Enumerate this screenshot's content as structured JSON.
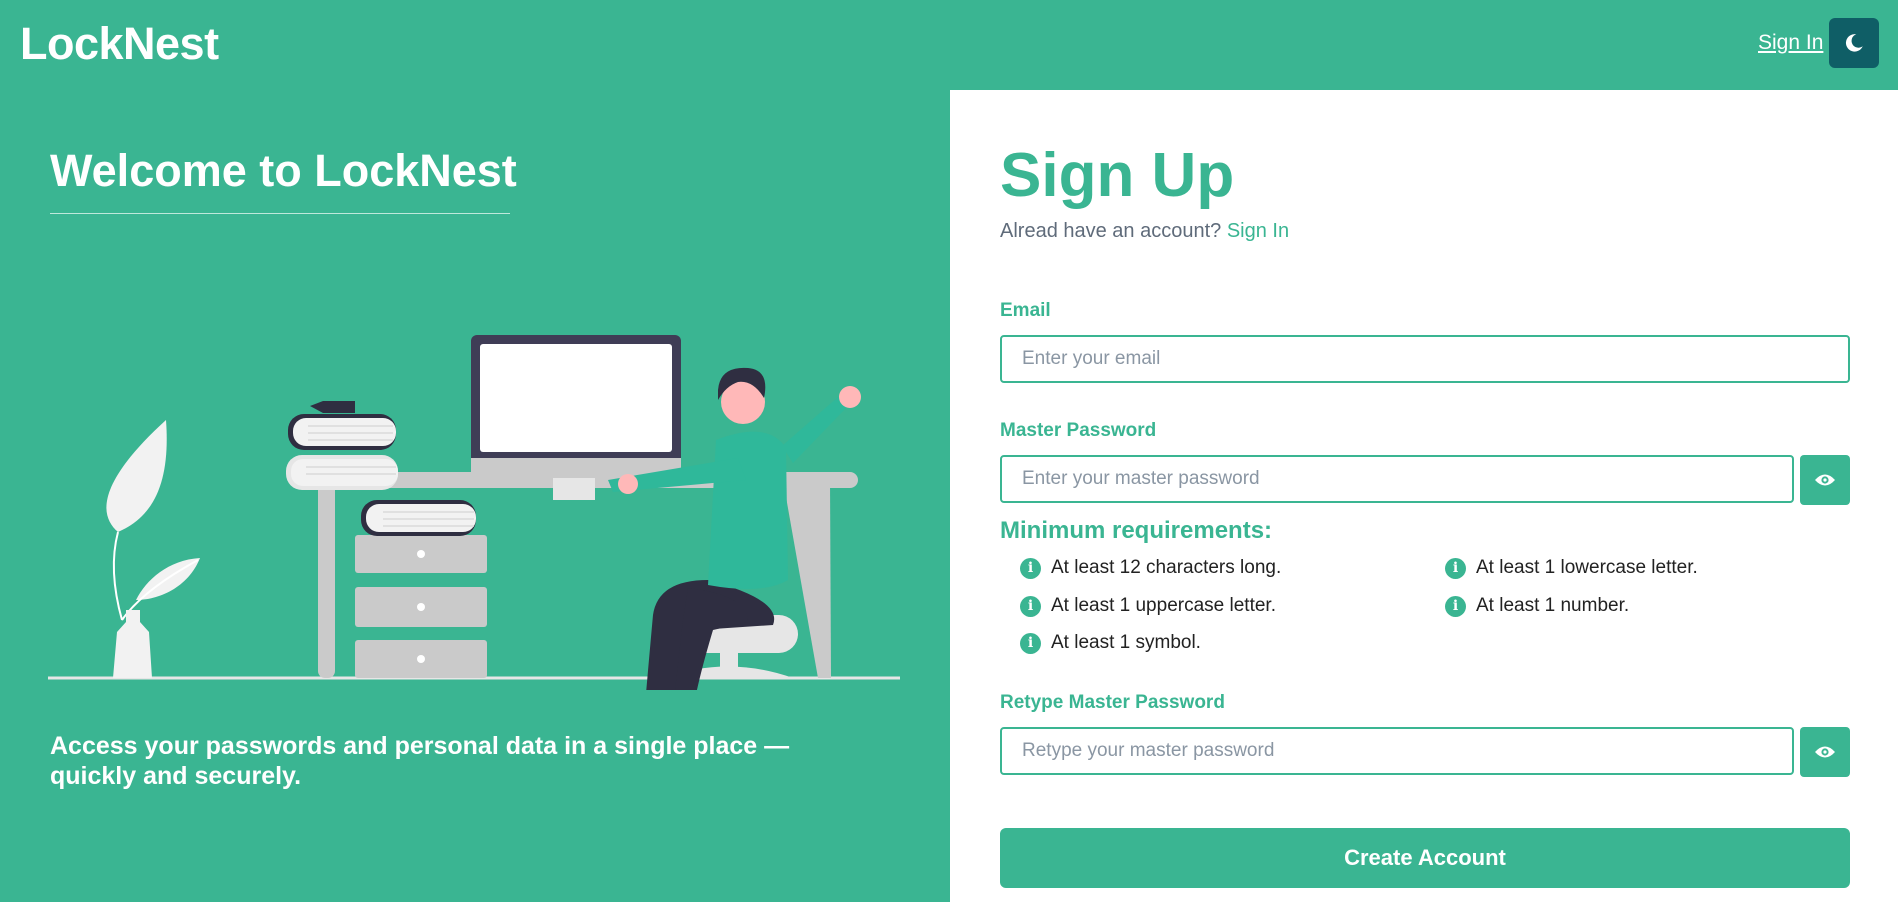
{
  "header": {
    "brand": "LockNest",
    "signin_label": "Sign In",
    "theme_icon": "moon-icon"
  },
  "hero": {
    "title": "Welcome to LockNest",
    "tagline": "Access your passwords and personal data in a single place — quickly and securely."
  },
  "signup": {
    "title": "Sign Up",
    "have_account_text": "Alread have an account?",
    "signin_link": "Sign In",
    "email_label": "Email",
    "email_placeholder": "Enter your email",
    "password_label": "Master Password",
    "password_placeholder": "Enter your master password",
    "requirements_title": "Minimum requirements:",
    "requirements": [
      "At least 12 characters long.",
      "At least 1 lowercase letter.",
      "At least 1 uppercase letter.",
      "At least 1 number.",
      "At least 1 symbol."
    ],
    "retype_label": "Retype Master Password",
    "retype_placeholder": "Retype your master password",
    "create_label": "Create Account"
  },
  "colors": {
    "accent": "#3ab592",
    "theme_button": "#0f5e66"
  }
}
========
■ WORK REQUIRED ■
Can you restate all the records above word for word while dropping the pictures?

■ EXPECTED ANSWER ■
Enumerate this screenshot's content as structured JSON.
{
  "header": {
    "brand": "LockNest",
    "signin_label": "Sign In",
    "theme_icon": "moon-icon"
  },
  "hero": {
    "title": "Welcome to LockNest",
    "tagline": "Access your passwords and personal data in a single place — quickly and securely."
  },
  "signup": {
    "title": "Sign Up",
    "have_account_text": "Alread have an account?",
    "signin_link": "Sign In",
    "email_label": "Email",
    "email_placeholder": "Enter your email",
    "password_label": "Master Password",
    "password_placeholder": "Enter your master password",
    "requirements_title": "Minimum requirements:",
    "requirements": [
      "At least 12 characters long.",
      "At least 1 lowercase letter.",
      "At least 1 uppercase letter.",
      "At least 1 number.",
      "At least 1 symbol."
    ],
    "retype_label": "Retype Master Password",
    "retype_placeholder": "Retype your master password",
    "create_label": "Create Account"
  },
  "colors": {
    "accent": "#3ab592",
    "theme_button": "#0f5e66"
  }
}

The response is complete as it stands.